Material provided –
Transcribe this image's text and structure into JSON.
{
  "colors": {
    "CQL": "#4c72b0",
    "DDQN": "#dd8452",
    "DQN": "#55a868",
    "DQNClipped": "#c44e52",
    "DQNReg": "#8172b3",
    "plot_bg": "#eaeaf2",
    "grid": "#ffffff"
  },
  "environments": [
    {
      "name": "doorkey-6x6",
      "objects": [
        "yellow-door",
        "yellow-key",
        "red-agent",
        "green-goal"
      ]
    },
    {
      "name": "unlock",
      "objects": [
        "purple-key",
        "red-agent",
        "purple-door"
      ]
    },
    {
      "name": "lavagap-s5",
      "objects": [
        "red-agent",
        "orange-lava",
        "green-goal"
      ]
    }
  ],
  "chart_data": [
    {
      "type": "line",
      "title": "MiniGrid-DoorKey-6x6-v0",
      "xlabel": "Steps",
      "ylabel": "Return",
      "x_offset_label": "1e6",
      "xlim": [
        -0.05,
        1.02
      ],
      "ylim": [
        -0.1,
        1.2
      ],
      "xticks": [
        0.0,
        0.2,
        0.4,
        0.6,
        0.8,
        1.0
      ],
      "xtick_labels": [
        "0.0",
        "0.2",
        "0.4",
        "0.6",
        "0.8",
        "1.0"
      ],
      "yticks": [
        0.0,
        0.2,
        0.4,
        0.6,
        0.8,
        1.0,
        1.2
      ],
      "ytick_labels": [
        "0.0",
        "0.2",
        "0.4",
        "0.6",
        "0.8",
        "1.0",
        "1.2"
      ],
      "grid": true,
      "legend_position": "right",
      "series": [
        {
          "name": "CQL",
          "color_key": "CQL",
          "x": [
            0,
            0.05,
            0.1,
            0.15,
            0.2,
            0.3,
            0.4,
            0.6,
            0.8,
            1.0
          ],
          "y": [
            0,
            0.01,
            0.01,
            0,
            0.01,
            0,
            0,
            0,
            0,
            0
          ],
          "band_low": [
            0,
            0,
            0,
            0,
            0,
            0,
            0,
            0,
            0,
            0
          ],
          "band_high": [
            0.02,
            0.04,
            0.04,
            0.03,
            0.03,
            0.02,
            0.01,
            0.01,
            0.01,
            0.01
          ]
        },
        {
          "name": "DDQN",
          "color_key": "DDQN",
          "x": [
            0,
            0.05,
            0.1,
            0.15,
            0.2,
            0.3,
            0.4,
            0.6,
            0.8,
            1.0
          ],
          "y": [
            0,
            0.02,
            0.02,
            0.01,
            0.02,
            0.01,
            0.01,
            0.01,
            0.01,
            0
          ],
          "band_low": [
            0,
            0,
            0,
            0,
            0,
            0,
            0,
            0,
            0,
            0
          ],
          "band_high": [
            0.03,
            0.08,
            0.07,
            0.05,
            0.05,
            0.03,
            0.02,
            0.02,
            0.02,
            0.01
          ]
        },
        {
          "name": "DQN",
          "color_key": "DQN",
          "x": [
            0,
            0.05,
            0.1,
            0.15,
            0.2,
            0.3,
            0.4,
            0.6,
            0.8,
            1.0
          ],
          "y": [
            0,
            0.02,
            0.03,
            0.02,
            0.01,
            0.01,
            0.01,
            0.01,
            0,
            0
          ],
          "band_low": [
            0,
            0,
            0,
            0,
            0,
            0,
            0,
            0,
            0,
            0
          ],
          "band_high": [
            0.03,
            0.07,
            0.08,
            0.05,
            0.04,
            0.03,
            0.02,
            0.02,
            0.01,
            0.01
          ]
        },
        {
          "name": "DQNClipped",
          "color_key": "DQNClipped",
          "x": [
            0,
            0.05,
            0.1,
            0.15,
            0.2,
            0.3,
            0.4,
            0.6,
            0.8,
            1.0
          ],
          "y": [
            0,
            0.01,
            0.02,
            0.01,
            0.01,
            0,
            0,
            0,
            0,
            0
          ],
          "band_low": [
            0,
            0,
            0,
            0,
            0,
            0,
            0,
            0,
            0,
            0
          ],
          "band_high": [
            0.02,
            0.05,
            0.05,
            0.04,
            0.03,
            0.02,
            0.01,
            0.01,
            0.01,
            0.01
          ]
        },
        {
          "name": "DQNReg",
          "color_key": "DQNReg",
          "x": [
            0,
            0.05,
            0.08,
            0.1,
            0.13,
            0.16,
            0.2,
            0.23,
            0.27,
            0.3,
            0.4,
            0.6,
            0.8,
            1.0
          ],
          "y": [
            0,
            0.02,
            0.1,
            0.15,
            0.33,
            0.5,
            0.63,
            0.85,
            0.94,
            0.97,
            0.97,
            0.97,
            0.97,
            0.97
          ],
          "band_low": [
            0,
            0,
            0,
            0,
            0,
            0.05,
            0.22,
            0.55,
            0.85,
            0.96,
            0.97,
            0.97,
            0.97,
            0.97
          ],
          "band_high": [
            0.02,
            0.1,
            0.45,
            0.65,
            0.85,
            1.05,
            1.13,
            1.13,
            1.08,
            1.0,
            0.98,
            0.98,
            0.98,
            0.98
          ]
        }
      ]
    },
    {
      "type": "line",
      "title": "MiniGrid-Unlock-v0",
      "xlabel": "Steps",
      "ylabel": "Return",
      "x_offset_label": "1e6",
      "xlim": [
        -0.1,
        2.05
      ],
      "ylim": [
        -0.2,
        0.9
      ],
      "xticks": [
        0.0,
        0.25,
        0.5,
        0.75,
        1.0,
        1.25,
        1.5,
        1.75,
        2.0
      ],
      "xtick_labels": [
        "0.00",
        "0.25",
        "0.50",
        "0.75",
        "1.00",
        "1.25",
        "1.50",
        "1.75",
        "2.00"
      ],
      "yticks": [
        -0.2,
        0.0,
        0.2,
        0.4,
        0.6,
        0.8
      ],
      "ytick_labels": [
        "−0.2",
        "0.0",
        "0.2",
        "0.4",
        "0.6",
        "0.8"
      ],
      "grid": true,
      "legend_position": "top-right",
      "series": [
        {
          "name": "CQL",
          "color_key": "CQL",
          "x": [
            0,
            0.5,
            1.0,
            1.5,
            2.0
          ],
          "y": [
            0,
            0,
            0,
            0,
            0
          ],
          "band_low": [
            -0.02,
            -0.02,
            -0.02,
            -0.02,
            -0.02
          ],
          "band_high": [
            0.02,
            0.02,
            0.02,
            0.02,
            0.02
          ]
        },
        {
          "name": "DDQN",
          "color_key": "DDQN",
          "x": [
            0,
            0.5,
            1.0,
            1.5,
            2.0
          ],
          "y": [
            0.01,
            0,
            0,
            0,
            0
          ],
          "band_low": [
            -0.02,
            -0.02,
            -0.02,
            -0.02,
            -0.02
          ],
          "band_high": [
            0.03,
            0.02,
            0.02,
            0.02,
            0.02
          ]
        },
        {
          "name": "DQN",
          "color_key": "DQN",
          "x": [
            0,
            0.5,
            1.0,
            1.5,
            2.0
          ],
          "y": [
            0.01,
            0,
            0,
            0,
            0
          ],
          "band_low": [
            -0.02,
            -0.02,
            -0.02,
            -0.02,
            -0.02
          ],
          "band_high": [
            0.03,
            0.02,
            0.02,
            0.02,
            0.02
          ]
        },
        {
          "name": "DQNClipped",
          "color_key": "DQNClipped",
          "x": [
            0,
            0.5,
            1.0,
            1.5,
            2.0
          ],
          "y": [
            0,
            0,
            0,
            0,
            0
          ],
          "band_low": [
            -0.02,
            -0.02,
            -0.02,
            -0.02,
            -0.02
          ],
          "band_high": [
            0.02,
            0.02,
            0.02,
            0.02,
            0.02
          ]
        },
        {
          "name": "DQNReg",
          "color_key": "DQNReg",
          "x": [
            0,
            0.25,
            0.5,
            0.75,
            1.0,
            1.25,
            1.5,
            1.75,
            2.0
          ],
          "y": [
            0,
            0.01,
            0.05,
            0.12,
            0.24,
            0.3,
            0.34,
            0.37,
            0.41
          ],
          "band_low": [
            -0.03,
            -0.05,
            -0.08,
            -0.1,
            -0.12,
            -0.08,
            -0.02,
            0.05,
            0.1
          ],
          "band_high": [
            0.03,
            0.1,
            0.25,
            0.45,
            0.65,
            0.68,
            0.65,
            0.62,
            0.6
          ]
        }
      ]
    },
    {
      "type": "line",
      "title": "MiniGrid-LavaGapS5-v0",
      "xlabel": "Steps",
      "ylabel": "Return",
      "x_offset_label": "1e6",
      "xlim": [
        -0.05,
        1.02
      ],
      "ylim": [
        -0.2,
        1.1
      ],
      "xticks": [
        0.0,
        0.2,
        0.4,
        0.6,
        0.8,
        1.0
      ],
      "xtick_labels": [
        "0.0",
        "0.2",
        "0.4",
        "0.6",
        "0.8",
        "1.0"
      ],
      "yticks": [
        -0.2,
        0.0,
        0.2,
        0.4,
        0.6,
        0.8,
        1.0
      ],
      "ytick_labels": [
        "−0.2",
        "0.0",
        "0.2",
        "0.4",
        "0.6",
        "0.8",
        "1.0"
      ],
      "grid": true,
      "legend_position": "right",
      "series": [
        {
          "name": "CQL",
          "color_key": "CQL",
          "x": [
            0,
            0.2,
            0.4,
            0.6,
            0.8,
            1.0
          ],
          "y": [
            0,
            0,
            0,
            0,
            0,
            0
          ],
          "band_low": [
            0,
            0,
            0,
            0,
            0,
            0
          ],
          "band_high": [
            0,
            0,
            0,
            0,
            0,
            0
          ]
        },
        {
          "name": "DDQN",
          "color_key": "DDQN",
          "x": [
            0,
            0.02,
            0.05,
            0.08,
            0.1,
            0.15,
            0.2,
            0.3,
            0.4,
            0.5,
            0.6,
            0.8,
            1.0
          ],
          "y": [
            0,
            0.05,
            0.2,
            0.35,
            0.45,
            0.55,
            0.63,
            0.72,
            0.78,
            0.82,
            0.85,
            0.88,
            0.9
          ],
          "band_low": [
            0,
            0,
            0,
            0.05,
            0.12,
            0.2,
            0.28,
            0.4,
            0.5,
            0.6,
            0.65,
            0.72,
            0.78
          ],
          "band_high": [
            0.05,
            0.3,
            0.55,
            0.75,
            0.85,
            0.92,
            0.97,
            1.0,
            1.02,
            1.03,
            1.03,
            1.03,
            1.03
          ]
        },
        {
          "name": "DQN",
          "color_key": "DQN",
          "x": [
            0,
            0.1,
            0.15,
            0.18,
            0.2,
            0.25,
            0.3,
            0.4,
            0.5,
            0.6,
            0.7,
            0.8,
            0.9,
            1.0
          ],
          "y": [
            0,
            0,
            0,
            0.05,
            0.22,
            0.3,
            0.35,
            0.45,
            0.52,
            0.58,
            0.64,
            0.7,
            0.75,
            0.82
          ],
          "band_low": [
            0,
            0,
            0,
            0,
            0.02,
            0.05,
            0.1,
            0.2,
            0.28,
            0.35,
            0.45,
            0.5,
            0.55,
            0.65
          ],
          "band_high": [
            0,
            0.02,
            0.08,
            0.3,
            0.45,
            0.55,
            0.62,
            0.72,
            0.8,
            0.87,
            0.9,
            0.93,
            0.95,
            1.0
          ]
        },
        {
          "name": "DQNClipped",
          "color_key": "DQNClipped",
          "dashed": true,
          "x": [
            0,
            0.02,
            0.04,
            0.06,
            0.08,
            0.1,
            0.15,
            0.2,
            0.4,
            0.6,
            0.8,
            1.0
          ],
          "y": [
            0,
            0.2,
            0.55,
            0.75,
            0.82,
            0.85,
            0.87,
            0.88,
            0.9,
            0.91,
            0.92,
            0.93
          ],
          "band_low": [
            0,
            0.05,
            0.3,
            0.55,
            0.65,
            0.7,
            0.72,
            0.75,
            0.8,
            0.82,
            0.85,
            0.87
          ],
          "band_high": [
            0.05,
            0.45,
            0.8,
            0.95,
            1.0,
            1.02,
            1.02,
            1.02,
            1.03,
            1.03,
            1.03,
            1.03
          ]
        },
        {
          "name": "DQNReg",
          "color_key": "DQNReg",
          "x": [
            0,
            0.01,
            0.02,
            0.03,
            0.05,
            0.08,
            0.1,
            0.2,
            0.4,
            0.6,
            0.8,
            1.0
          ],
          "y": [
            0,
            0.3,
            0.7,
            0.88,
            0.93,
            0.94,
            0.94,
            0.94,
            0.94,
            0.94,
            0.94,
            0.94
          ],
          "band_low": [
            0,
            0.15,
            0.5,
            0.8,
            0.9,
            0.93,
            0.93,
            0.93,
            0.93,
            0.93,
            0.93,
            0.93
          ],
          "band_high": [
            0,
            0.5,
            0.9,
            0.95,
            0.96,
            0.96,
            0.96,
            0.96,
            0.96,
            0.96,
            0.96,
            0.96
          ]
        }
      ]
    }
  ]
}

What the task requires – Where a line contains the string "MiniGrid", extract that line.

Answer to the exercise –
      "title": "MiniGrid-DoorKey-6x6-v0",
      "title": "MiniGrid-Unlock-v0",
      "title": "MiniGrid-LavaGapS5-v0",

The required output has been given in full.